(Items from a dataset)
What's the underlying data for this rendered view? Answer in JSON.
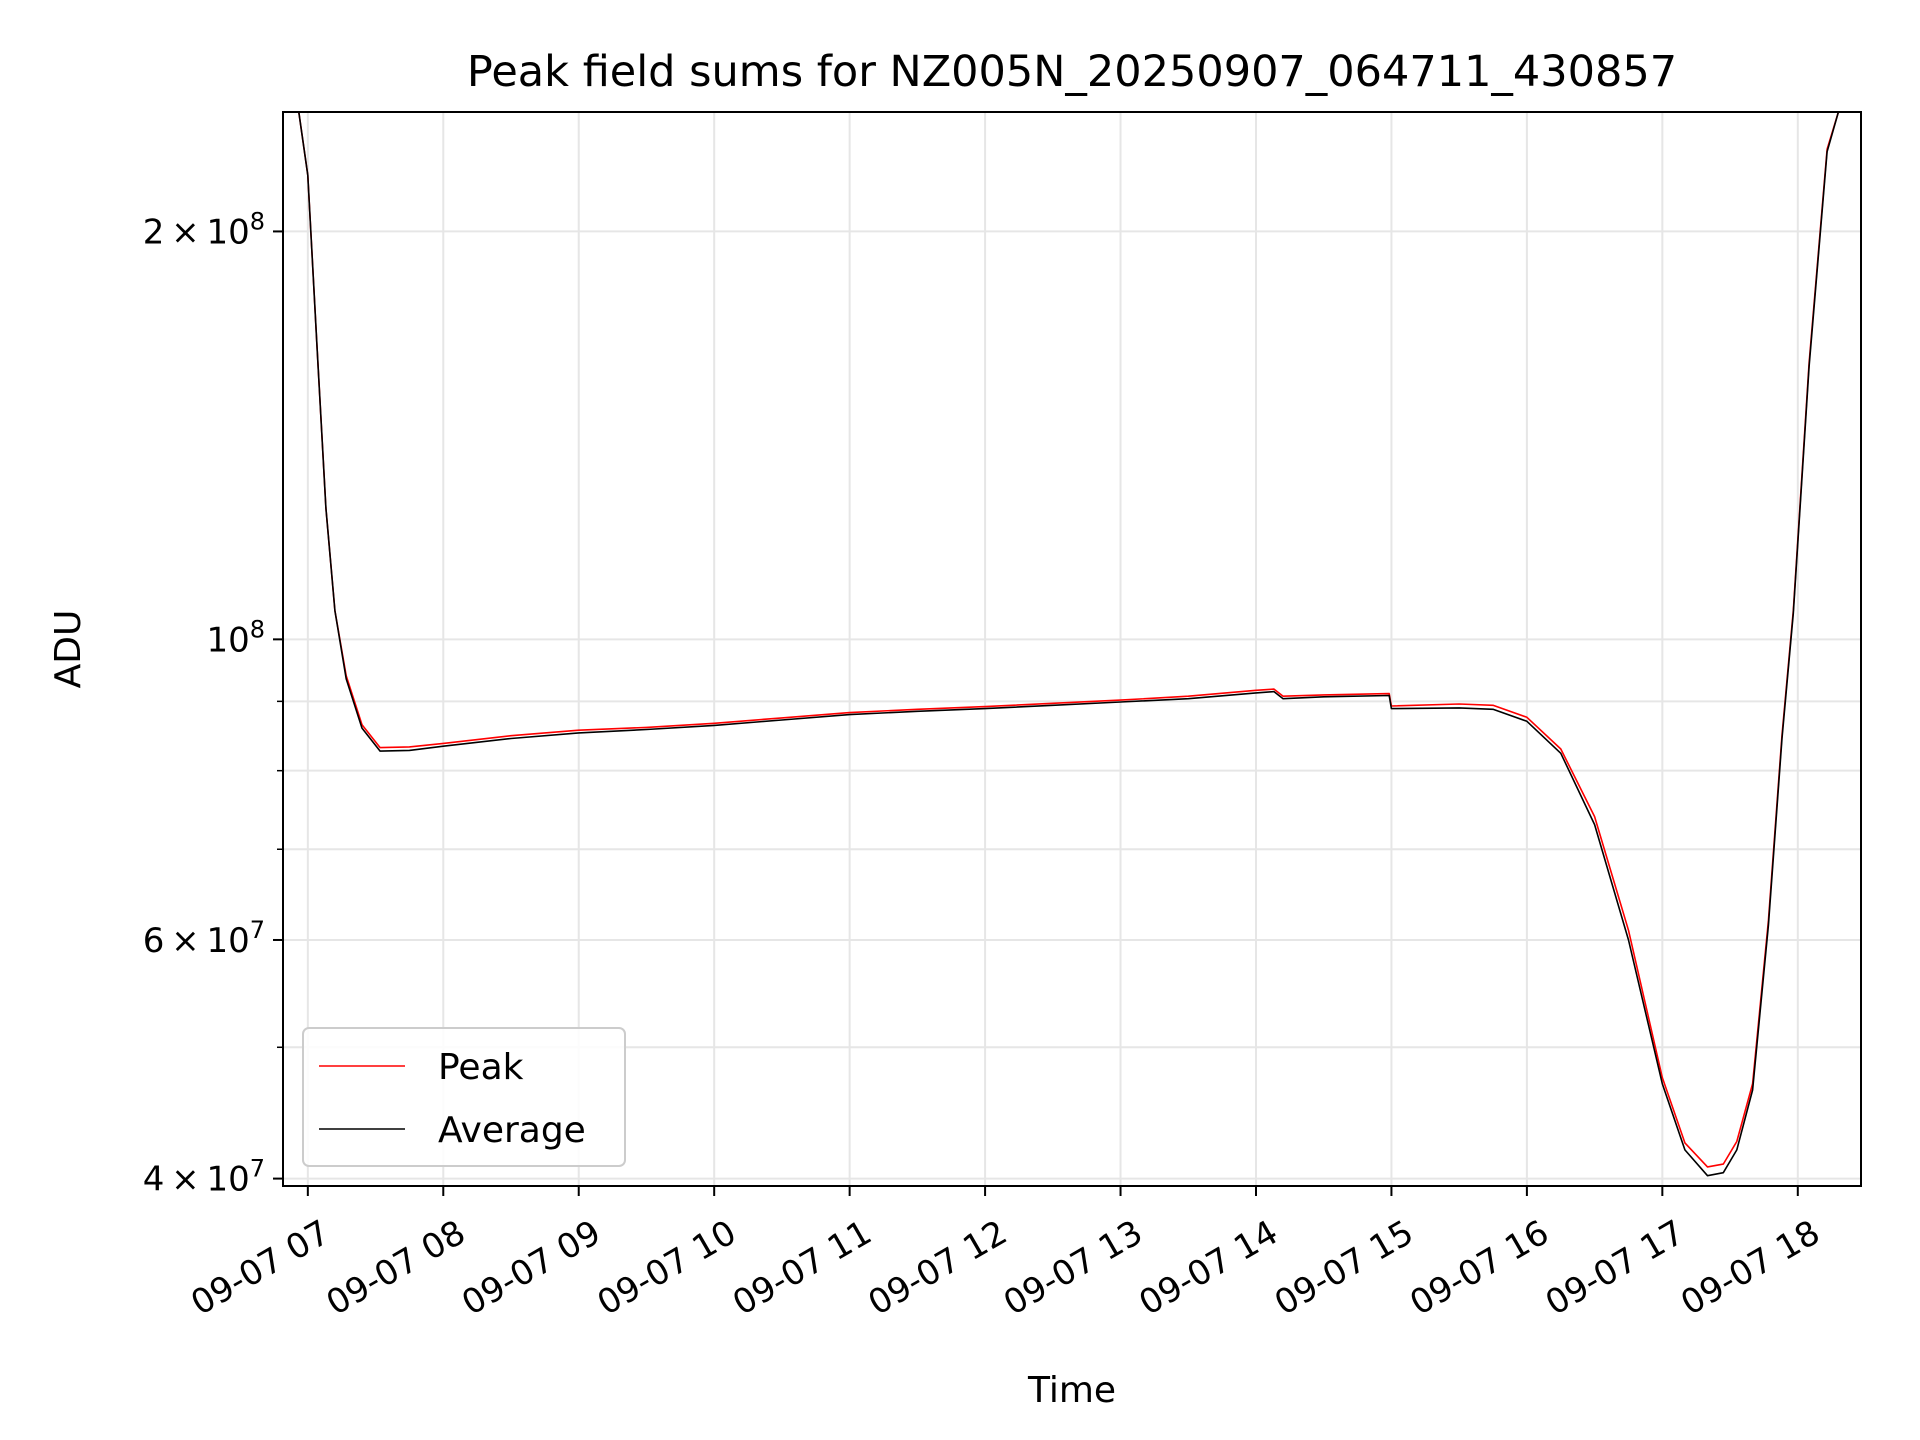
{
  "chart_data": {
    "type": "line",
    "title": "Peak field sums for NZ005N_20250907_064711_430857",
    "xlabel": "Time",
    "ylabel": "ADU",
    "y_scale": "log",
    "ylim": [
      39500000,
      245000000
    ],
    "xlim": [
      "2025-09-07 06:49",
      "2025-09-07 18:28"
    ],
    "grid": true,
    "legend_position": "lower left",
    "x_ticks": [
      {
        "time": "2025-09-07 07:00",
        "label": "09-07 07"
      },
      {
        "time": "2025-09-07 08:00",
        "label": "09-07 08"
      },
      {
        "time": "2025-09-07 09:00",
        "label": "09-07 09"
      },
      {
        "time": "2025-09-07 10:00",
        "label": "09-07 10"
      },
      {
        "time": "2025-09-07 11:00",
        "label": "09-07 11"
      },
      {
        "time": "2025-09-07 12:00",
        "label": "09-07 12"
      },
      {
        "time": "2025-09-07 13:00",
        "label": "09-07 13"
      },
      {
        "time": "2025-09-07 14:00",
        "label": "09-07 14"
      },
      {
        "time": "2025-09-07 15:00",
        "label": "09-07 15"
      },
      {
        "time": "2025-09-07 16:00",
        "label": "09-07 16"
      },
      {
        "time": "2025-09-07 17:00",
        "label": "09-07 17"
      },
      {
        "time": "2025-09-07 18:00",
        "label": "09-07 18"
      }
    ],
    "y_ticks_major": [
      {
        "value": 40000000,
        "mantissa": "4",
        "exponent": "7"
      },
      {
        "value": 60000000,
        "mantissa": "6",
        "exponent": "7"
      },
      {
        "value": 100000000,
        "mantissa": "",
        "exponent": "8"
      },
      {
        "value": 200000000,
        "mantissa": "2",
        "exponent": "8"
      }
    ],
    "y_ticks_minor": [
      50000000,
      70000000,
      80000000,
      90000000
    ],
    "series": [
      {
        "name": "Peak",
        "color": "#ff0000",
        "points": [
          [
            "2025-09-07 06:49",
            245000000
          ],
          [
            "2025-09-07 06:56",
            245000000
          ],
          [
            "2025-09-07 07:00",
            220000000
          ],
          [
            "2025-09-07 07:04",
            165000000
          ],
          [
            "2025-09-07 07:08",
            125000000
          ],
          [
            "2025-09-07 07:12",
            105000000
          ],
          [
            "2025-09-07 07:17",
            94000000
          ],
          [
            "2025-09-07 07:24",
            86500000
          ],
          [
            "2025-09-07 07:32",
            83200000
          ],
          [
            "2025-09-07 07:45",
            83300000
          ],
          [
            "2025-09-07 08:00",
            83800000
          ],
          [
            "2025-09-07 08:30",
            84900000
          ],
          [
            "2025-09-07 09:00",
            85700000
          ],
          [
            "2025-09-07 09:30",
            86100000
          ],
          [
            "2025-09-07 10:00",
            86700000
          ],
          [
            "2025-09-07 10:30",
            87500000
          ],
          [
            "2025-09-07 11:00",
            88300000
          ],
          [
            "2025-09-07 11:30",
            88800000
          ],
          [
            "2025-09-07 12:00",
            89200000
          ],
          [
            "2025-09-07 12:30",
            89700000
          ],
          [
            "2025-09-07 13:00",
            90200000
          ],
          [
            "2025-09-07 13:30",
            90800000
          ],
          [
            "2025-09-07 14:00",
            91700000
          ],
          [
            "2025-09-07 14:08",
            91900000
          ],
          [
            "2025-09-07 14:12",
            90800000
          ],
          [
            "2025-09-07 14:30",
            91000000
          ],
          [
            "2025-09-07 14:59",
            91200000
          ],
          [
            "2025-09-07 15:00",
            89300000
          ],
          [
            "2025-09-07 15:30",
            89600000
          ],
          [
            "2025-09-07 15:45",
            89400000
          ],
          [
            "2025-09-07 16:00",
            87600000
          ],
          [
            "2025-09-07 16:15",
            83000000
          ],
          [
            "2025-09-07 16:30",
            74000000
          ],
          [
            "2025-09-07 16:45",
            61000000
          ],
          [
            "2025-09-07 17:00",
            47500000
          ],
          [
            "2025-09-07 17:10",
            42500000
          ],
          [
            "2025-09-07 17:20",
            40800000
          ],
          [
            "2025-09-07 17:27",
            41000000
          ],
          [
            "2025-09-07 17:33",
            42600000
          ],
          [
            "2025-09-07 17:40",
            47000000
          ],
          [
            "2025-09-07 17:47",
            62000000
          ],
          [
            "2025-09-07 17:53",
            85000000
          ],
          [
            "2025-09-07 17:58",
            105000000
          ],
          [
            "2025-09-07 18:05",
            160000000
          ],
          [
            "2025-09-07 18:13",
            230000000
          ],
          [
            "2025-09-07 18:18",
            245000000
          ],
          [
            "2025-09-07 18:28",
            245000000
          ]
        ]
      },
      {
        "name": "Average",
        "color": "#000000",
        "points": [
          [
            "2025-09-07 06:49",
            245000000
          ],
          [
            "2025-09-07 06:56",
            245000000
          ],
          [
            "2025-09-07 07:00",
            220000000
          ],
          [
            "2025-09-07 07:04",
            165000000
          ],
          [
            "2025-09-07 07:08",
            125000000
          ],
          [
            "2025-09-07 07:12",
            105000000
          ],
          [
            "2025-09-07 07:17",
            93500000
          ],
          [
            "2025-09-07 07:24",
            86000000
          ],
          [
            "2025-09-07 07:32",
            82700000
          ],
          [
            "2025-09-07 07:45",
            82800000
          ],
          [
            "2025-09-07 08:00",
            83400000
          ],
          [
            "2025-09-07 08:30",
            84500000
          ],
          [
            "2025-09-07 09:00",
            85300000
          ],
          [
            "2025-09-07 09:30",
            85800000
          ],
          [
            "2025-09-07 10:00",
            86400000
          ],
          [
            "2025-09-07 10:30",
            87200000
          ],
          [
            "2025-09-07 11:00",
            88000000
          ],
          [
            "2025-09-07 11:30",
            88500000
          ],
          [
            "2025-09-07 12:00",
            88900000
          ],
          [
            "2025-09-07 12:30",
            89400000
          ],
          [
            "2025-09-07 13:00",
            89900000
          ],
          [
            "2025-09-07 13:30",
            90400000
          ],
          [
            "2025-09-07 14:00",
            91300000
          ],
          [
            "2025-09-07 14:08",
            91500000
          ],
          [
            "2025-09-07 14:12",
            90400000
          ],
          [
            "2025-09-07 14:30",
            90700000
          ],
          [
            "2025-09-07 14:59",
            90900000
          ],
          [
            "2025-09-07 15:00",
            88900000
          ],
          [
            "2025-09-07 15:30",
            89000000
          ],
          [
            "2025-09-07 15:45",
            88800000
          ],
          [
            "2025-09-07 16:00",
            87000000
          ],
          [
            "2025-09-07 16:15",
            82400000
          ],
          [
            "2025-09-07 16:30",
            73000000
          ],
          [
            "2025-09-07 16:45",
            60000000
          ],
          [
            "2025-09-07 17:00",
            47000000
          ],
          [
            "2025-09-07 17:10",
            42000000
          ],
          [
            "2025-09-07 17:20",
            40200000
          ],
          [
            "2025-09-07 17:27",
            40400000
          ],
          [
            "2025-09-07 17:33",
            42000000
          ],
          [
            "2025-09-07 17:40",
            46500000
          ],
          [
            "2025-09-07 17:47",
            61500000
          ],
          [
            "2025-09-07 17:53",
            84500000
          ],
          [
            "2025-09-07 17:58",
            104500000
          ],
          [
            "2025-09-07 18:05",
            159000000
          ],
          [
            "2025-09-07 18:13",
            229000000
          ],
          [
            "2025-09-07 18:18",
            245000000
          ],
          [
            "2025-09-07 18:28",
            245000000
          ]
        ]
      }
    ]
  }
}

- [EXERCISE] What you return should match the records above word for word, minus the pictures.

- [EXERCISE RESPONSE]
What's the underlying data for this rendered view? Answer in JSON.
{
  "chart_data": {
    "type": "line",
    "title": "Peak field sums for NZ005N_20250907_064711_430857",
    "xlabel": "Time",
    "ylabel": "ADU",
    "y_scale": "log",
    "ylim": [
      39500000,
      245000000
    ],
    "xlim": [
      "2025-09-07 06:49",
      "2025-09-07 18:28"
    ],
    "grid": true,
    "legend_position": "lower left",
    "x_ticks": [
      {
        "time": "2025-09-07 07:00",
        "label": "09-07 07"
      },
      {
        "time": "2025-09-07 08:00",
        "label": "09-07 08"
      },
      {
        "time": "2025-09-07 09:00",
        "label": "09-07 09"
      },
      {
        "time": "2025-09-07 10:00",
        "label": "09-07 10"
      },
      {
        "time": "2025-09-07 11:00",
        "label": "09-07 11"
      },
      {
        "time": "2025-09-07 12:00",
        "label": "09-07 12"
      },
      {
        "time": "2025-09-07 13:00",
        "label": "09-07 13"
      },
      {
        "time": "2025-09-07 14:00",
        "label": "09-07 14"
      },
      {
        "time": "2025-09-07 15:00",
        "label": "09-07 15"
      },
      {
        "time": "2025-09-07 16:00",
        "label": "09-07 16"
      },
      {
        "time": "2025-09-07 17:00",
        "label": "09-07 17"
      },
      {
        "time": "2025-09-07 18:00",
        "label": "09-07 18"
      }
    ],
    "y_ticks_major": [
      {
        "value": 40000000,
        "mantissa": "4",
        "exponent": "7"
      },
      {
        "value": 60000000,
        "mantissa": "6",
        "exponent": "7"
      },
      {
        "value": 100000000,
        "mantissa": "",
        "exponent": "8"
      },
      {
        "value": 200000000,
        "mantissa": "2",
        "exponent": "8"
      }
    ],
    "y_ticks_minor": [
      50000000,
      70000000,
      80000000,
      90000000
    ],
    "series": [
      {
        "name": "Peak",
        "color": "#ff0000",
        "points": [
          [
            "2025-09-07 06:49",
            245000000
          ],
          [
            "2025-09-07 06:56",
            245000000
          ],
          [
            "2025-09-07 07:00",
            220000000
          ],
          [
            "2025-09-07 07:04",
            165000000
          ],
          [
            "2025-09-07 07:08",
            125000000
          ],
          [
            "2025-09-07 07:12",
            105000000
          ],
          [
            "2025-09-07 07:17",
            94000000
          ],
          [
            "2025-09-07 07:24",
            86500000
          ],
          [
            "2025-09-07 07:32",
            83200000
          ],
          [
            "2025-09-07 07:45",
            83300000
          ],
          [
            "2025-09-07 08:00",
            83800000
          ],
          [
            "2025-09-07 08:30",
            84900000
          ],
          [
            "2025-09-07 09:00",
            85700000
          ],
          [
            "2025-09-07 09:30",
            86100000
          ],
          [
            "2025-09-07 10:00",
            86700000
          ],
          [
            "2025-09-07 10:30",
            87500000
          ],
          [
            "2025-09-07 11:00",
            88300000
          ],
          [
            "2025-09-07 11:30",
            88800000
          ],
          [
            "2025-09-07 12:00",
            89200000
          ],
          [
            "2025-09-07 12:30",
            89700000
          ],
          [
            "2025-09-07 13:00",
            90200000
          ],
          [
            "2025-09-07 13:30",
            90800000
          ],
          [
            "2025-09-07 14:00",
            91700000
          ],
          [
            "2025-09-07 14:08",
            91900000
          ],
          [
            "2025-09-07 14:12",
            90800000
          ],
          [
            "2025-09-07 14:30",
            91000000
          ],
          [
            "2025-09-07 14:59",
            91200000
          ],
          [
            "2025-09-07 15:00",
            89300000
          ],
          [
            "2025-09-07 15:30",
            89600000
          ],
          [
            "2025-09-07 15:45",
            89400000
          ],
          [
            "2025-09-07 16:00",
            87600000
          ],
          [
            "2025-09-07 16:15",
            83000000
          ],
          [
            "2025-09-07 16:30",
            74000000
          ],
          [
            "2025-09-07 16:45",
            61000000
          ],
          [
            "2025-09-07 17:00",
            47500000
          ],
          [
            "2025-09-07 17:10",
            42500000
          ],
          [
            "2025-09-07 17:20",
            40800000
          ],
          [
            "2025-09-07 17:27",
            41000000
          ],
          [
            "2025-09-07 17:33",
            42600000
          ],
          [
            "2025-09-07 17:40",
            47000000
          ],
          [
            "2025-09-07 17:47",
            62000000
          ],
          [
            "2025-09-07 17:53",
            85000000
          ],
          [
            "2025-09-07 17:58",
            105000000
          ],
          [
            "2025-09-07 18:05",
            160000000
          ],
          [
            "2025-09-07 18:13",
            230000000
          ],
          [
            "2025-09-07 18:18",
            245000000
          ],
          [
            "2025-09-07 18:28",
            245000000
          ]
        ]
      },
      {
        "name": "Average",
        "color": "#000000",
        "points": [
          [
            "2025-09-07 06:49",
            245000000
          ],
          [
            "2025-09-07 06:56",
            245000000
          ],
          [
            "2025-09-07 07:00",
            220000000
          ],
          [
            "2025-09-07 07:04",
            165000000
          ],
          [
            "2025-09-07 07:08",
            125000000
          ],
          [
            "2025-09-07 07:12",
            105000000
          ],
          [
            "2025-09-07 07:17",
            93500000
          ],
          [
            "2025-09-07 07:24",
            86000000
          ],
          [
            "2025-09-07 07:32",
            82700000
          ],
          [
            "2025-09-07 07:45",
            82800000
          ],
          [
            "2025-09-07 08:00",
            83400000
          ],
          [
            "2025-09-07 08:30",
            84500000
          ],
          [
            "2025-09-07 09:00",
            85300000
          ],
          [
            "2025-09-07 09:30",
            85800000
          ],
          [
            "2025-09-07 10:00",
            86400000
          ],
          [
            "2025-09-07 10:30",
            87200000
          ],
          [
            "2025-09-07 11:00",
            88000000
          ],
          [
            "2025-09-07 11:30",
            88500000
          ],
          [
            "2025-09-07 12:00",
            88900000
          ],
          [
            "2025-09-07 12:30",
            89400000
          ],
          [
            "2025-09-07 13:00",
            89900000
          ],
          [
            "2025-09-07 13:30",
            90400000
          ],
          [
            "2025-09-07 14:00",
            91300000
          ],
          [
            "2025-09-07 14:08",
            91500000
          ],
          [
            "2025-09-07 14:12",
            90400000
          ],
          [
            "2025-09-07 14:30",
            90700000
          ],
          [
            "2025-09-07 14:59",
            90900000
          ],
          [
            "2025-09-07 15:00",
            88900000
          ],
          [
            "2025-09-07 15:30",
            89000000
          ],
          [
            "2025-09-07 15:45",
            88800000
          ],
          [
            "2025-09-07 16:00",
            87000000
          ],
          [
            "2025-09-07 16:15",
            82400000
          ],
          [
            "2025-09-07 16:30",
            73000000
          ],
          [
            "2025-09-07 16:45",
            60000000
          ],
          [
            "2025-09-07 17:00",
            47000000
          ],
          [
            "2025-09-07 17:10",
            42000000
          ],
          [
            "2025-09-07 17:20",
            40200000
          ],
          [
            "2025-09-07 17:27",
            40400000
          ],
          [
            "2025-09-07 17:33",
            42000000
          ],
          [
            "2025-09-07 17:40",
            46500000
          ],
          [
            "2025-09-07 17:47",
            61500000
          ],
          [
            "2025-09-07 17:53",
            84500000
          ],
          [
            "2025-09-07 17:58",
            104500000
          ],
          [
            "2025-09-07 18:05",
            159000000
          ],
          [
            "2025-09-07 18:13",
            229000000
          ],
          [
            "2025-09-07 18:18",
            245000000
          ],
          [
            "2025-09-07 18:28",
            245000000
          ]
        ]
      }
    ]
  }
}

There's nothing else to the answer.